Goal of the exercise>
Look below and pull out each line with the word "RELATION".

--- BEGIN ---

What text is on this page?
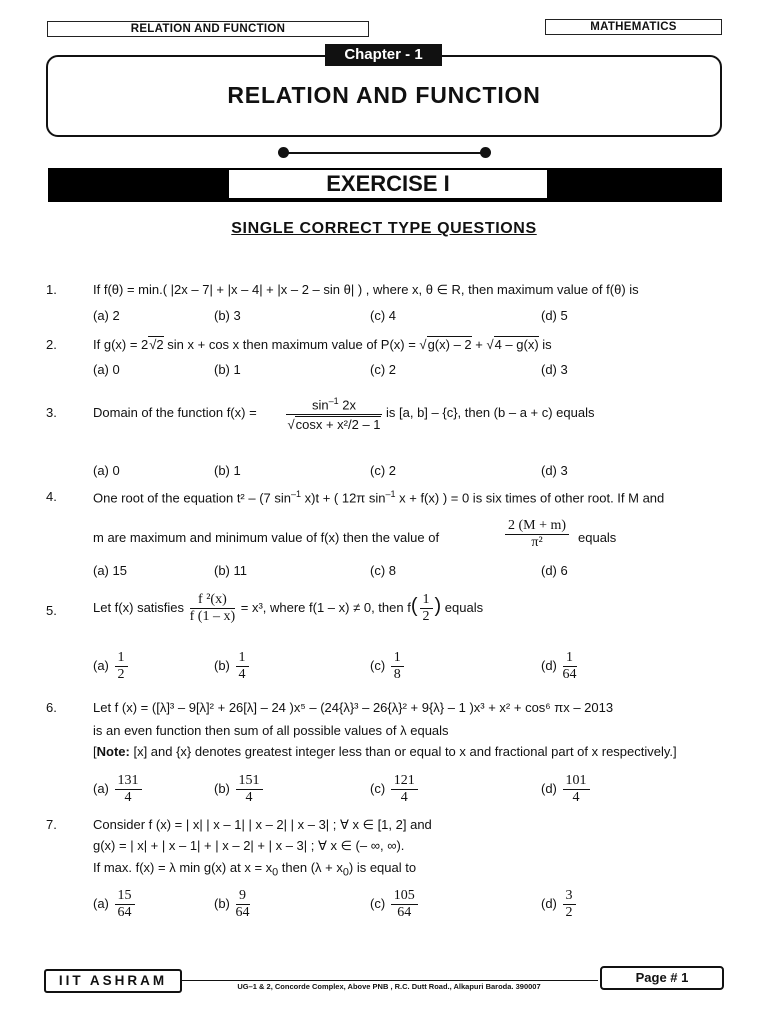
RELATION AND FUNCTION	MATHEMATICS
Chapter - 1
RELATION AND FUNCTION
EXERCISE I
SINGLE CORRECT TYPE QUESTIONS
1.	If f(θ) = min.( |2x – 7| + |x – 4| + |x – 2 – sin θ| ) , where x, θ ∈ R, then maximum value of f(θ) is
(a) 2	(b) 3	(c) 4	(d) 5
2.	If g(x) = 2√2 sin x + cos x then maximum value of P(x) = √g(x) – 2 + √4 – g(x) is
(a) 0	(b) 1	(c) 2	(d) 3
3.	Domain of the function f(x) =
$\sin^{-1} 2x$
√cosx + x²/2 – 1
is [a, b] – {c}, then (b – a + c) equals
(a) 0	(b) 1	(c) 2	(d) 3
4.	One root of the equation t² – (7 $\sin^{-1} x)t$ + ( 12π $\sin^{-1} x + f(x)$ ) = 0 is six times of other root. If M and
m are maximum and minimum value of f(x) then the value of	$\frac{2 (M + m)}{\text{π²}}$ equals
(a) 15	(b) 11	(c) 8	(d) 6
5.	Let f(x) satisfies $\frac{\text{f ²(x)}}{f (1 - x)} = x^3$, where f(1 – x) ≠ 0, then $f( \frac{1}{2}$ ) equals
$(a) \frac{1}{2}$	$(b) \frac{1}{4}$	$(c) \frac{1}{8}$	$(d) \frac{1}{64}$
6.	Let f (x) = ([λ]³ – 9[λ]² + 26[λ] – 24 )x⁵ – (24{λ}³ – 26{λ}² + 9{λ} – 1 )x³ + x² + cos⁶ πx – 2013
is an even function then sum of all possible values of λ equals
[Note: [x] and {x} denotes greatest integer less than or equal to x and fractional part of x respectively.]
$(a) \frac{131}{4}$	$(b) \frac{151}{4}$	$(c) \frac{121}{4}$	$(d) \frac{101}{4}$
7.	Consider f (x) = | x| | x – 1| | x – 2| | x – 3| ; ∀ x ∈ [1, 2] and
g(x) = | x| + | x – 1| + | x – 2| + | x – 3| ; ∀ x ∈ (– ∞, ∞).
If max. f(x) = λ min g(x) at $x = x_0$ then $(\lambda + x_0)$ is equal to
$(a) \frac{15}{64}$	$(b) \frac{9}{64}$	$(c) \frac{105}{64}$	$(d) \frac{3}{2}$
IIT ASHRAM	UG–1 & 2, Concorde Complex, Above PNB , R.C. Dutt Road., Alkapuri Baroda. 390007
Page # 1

--- END ---
--- BEGIN ---

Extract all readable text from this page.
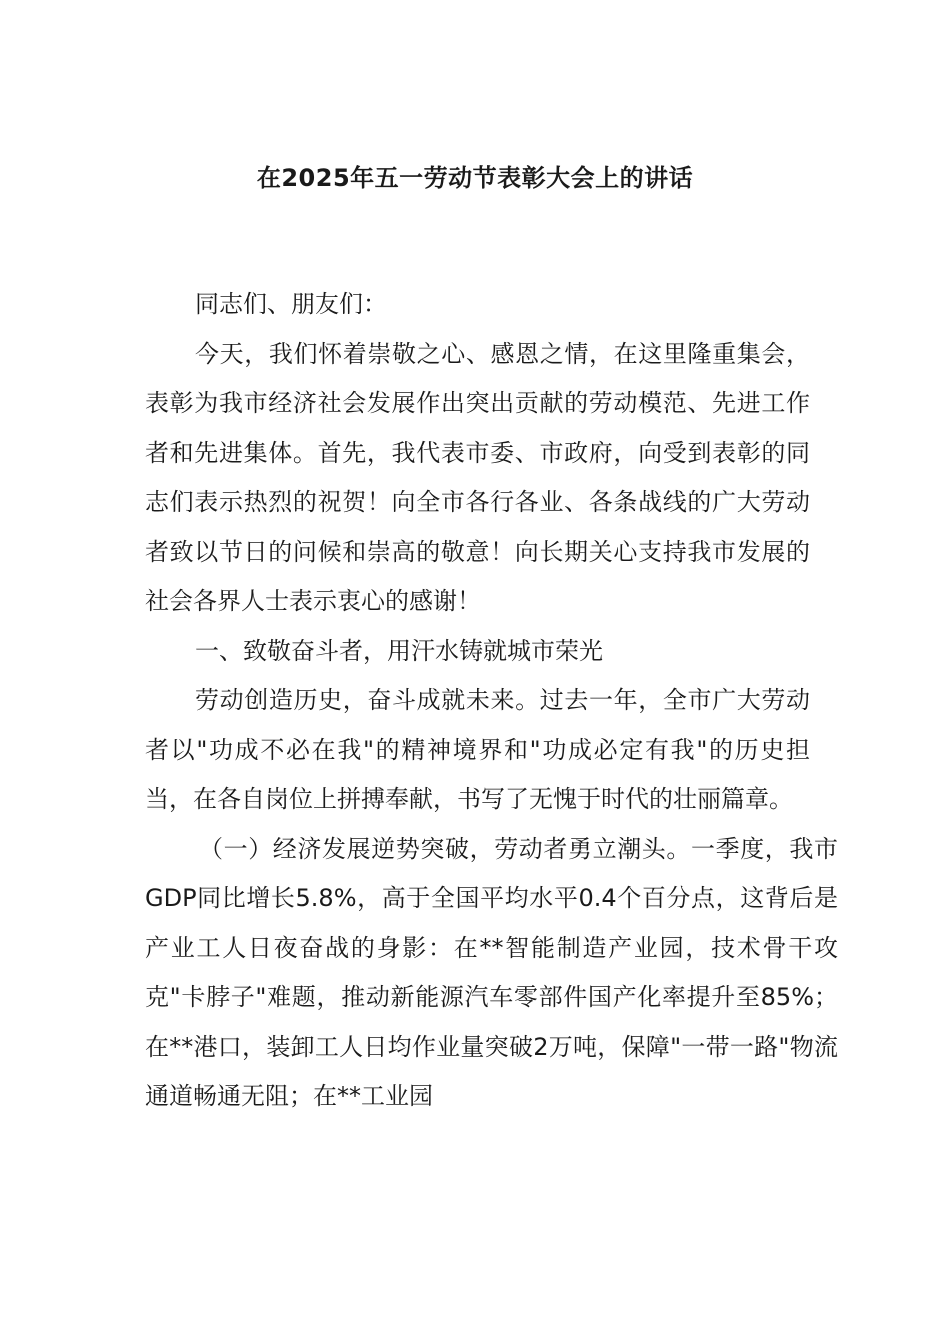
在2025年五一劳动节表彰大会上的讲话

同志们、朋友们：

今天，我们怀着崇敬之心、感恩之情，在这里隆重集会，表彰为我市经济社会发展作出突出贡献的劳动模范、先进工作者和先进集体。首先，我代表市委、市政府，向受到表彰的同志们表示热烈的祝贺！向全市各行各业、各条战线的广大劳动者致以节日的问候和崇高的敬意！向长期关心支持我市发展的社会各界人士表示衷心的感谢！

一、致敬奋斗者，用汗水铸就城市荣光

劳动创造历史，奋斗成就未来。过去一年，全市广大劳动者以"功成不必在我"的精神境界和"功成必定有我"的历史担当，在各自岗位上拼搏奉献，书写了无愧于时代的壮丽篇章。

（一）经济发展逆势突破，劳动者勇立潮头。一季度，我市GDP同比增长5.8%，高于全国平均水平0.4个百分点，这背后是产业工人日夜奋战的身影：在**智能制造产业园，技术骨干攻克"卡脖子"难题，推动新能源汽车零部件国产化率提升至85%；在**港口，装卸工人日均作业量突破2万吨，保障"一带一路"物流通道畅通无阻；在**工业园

--- END ---

Worked answer>
RELATION AND FUNCTION	MATHEMATICS
RELATION AND FUNCTION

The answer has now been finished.